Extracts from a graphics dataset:
[start]

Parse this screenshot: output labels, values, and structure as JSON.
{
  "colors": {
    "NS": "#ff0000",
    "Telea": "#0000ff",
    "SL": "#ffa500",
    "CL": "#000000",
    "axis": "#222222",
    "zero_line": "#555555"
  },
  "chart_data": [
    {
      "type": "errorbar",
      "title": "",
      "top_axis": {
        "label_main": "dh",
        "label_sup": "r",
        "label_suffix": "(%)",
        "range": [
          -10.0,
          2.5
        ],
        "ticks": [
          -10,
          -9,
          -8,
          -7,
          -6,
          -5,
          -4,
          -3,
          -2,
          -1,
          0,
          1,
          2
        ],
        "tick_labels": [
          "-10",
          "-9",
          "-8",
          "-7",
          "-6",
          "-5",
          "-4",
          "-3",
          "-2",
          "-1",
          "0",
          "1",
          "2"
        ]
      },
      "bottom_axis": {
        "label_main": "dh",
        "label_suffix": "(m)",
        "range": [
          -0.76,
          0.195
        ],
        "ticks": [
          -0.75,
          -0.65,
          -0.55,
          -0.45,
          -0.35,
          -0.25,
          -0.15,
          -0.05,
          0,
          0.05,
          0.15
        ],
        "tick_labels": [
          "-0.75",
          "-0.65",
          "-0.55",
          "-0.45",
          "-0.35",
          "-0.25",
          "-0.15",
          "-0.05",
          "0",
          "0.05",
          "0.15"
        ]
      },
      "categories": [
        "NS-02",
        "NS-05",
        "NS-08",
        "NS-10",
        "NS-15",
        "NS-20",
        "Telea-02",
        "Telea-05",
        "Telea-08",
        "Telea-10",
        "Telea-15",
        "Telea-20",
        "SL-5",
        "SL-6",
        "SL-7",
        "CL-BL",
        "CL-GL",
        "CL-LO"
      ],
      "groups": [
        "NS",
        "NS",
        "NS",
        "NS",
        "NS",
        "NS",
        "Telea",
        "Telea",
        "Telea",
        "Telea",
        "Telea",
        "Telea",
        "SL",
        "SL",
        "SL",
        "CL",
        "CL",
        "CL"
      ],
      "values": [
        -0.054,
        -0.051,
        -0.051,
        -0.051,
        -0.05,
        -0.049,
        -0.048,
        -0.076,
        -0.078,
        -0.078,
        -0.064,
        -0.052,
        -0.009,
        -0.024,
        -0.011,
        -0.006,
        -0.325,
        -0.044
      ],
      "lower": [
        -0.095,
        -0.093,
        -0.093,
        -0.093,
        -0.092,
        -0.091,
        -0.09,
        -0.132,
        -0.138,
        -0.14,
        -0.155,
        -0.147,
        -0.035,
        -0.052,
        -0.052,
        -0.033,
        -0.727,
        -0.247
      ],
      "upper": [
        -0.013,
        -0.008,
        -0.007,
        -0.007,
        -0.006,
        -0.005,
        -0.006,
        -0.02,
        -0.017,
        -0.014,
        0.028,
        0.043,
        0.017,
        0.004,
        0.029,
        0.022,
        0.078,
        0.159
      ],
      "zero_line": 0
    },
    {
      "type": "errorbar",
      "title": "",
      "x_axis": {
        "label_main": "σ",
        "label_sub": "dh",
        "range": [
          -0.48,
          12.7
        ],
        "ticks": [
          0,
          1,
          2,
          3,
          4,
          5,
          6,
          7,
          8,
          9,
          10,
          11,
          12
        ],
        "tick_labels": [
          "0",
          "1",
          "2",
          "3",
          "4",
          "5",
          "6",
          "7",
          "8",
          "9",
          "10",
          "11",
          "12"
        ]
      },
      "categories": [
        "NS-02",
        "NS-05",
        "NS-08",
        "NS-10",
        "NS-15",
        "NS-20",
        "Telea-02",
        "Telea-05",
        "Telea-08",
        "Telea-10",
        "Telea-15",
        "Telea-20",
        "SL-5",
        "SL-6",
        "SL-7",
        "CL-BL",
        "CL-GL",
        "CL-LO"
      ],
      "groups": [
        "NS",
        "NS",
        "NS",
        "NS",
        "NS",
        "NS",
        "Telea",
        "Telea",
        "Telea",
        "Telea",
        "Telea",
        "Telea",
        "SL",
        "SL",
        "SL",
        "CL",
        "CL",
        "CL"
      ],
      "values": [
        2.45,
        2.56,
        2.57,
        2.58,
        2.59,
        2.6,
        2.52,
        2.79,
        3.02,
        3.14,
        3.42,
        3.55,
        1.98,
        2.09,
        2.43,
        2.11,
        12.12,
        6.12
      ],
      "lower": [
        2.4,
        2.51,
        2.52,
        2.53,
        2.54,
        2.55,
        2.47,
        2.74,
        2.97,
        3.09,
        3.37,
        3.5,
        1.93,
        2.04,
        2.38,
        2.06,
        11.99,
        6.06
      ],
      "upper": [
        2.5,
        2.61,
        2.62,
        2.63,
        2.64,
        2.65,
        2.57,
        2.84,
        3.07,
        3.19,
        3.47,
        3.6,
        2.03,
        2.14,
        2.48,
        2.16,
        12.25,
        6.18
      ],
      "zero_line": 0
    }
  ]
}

[end]

Required task:
Type out the full listing again, exactly as given.

Exercise output:
Parse this screenshot: output labels, values, and structure as JSON.
{
  "colors": {
    "NS": "#ff0000",
    "Telea": "#0000ff",
    "SL": "#ffa500",
    "CL": "#000000",
    "axis": "#222222",
    "zero_line": "#555555"
  },
  "chart_data": [
    {
      "type": "errorbar",
      "title": "",
      "top_axis": {
        "label_main": "dh",
        "label_sup": "r",
        "label_suffix": "(%)",
        "range": [
          -10.0,
          2.5
        ],
        "ticks": [
          -10,
          -9,
          -8,
          -7,
          -6,
          -5,
          -4,
          -3,
          -2,
          -1,
          0,
          1,
          2
        ],
        "tick_labels": [
          "-10",
          "-9",
          "-8",
          "-7",
          "-6",
          "-5",
          "-4",
          "-3",
          "-2",
          "-1",
          "0",
          "1",
          "2"
        ]
      },
      "bottom_axis": {
        "label_main": "dh",
        "label_suffix": "(m)",
        "range": [
          -0.76,
          0.195
        ],
        "ticks": [
          -0.75,
          -0.65,
          -0.55,
          -0.45,
          -0.35,
          -0.25,
          -0.15,
          -0.05,
          0,
          0.05,
          0.15
        ],
        "tick_labels": [
          "-0.75",
          "-0.65",
          "-0.55",
          "-0.45",
          "-0.35",
          "-0.25",
          "-0.15",
          "-0.05",
          "0",
          "0.05",
          "0.15"
        ]
      },
      "categories": [
        "NS-02",
        "NS-05",
        "NS-08",
        "NS-10",
        "NS-15",
        "NS-20",
        "Telea-02",
        "Telea-05",
        "Telea-08",
        "Telea-10",
        "Telea-15",
        "Telea-20",
        "SL-5",
        "SL-6",
        "SL-7",
        "CL-BL",
        "CL-GL",
        "CL-LO"
      ],
      "groups": [
        "NS",
        "NS",
        "NS",
        "NS",
        "NS",
        "NS",
        "Telea",
        "Telea",
        "Telea",
        "Telea",
        "Telea",
        "Telea",
        "SL",
        "SL",
        "SL",
        "CL",
        "CL",
        "CL"
      ],
      "values": [
        -0.054,
        -0.051,
        -0.051,
        -0.051,
        -0.05,
        -0.049,
        -0.048,
        -0.076,
        -0.078,
        -0.078,
        -0.064,
        -0.052,
        -0.009,
        -0.024,
        -0.011,
        -0.006,
        -0.325,
        -0.044
      ],
      "lower": [
        -0.095,
        -0.093,
        -0.093,
        -0.093,
        -0.092,
        -0.091,
        -0.09,
        -0.132,
        -0.138,
        -0.14,
        -0.155,
        -0.147,
        -0.035,
        -0.052,
        -0.052,
        -0.033,
        -0.727,
        -0.247
      ],
      "upper": [
        -0.013,
        -0.008,
        -0.007,
        -0.007,
        -0.006,
        -0.005,
        -0.006,
        -0.02,
        -0.017,
        -0.014,
        0.028,
        0.043,
        0.017,
        0.004,
        0.029,
        0.022,
        0.078,
        0.159
      ],
      "zero_line": 0
    },
    {
      "type": "errorbar",
      "title": "",
      "x_axis": {
        "label_main": "σ",
        "label_sub": "dh",
        "range": [
          -0.48,
          12.7
        ],
        "ticks": [
          0,
          1,
          2,
          3,
          4,
          5,
          6,
          7,
          8,
          9,
          10,
          11,
          12
        ],
        "tick_labels": [
          "0",
          "1",
          "2",
          "3",
          "4",
          "5",
          "6",
          "7",
          "8",
          "9",
          "10",
          "11",
          "12"
        ]
      },
      "categories": [
        "NS-02",
        "NS-05",
        "NS-08",
        "NS-10",
        "NS-15",
        "NS-20",
        "Telea-02",
        "Telea-05",
        "Telea-08",
        "Telea-10",
        "Telea-15",
        "Telea-20",
        "SL-5",
        "SL-6",
        "SL-7",
        "CL-BL",
        "CL-GL",
        "CL-LO"
      ],
      "groups": [
        "NS",
        "NS",
        "NS",
        "NS",
        "NS",
        "NS",
        "Telea",
        "Telea",
        "Telea",
        "Telea",
        "Telea",
        "Telea",
        "SL",
        "SL",
        "SL",
        "CL",
        "CL",
        "CL"
      ],
      "values": [
        2.45,
        2.56,
        2.57,
        2.58,
        2.59,
        2.6,
        2.52,
        2.79,
        3.02,
        3.14,
        3.42,
        3.55,
        1.98,
        2.09,
        2.43,
        2.11,
        12.12,
        6.12
      ],
      "lower": [
        2.4,
        2.51,
        2.52,
        2.53,
        2.54,
        2.55,
        2.47,
        2.74,
        2.97,
        3.09,
        3.37,
        3.5,
        1.93,
        2.04,
        2.38,
        2.06,
        11.99,
        6.06
      ],
      "upper": [
        2.5,
        2.61,
        2.62,
        2.63,
        2.64,
        2.65,
        2.57,
        2.84,
        3.07,
        3.19,
        3.47,
        3.6,
        2.03,
        2.14,
        2.48,
        2.16,
        12.25,
        6.18
      ],
      "zero_line": 0
    }
  ]
}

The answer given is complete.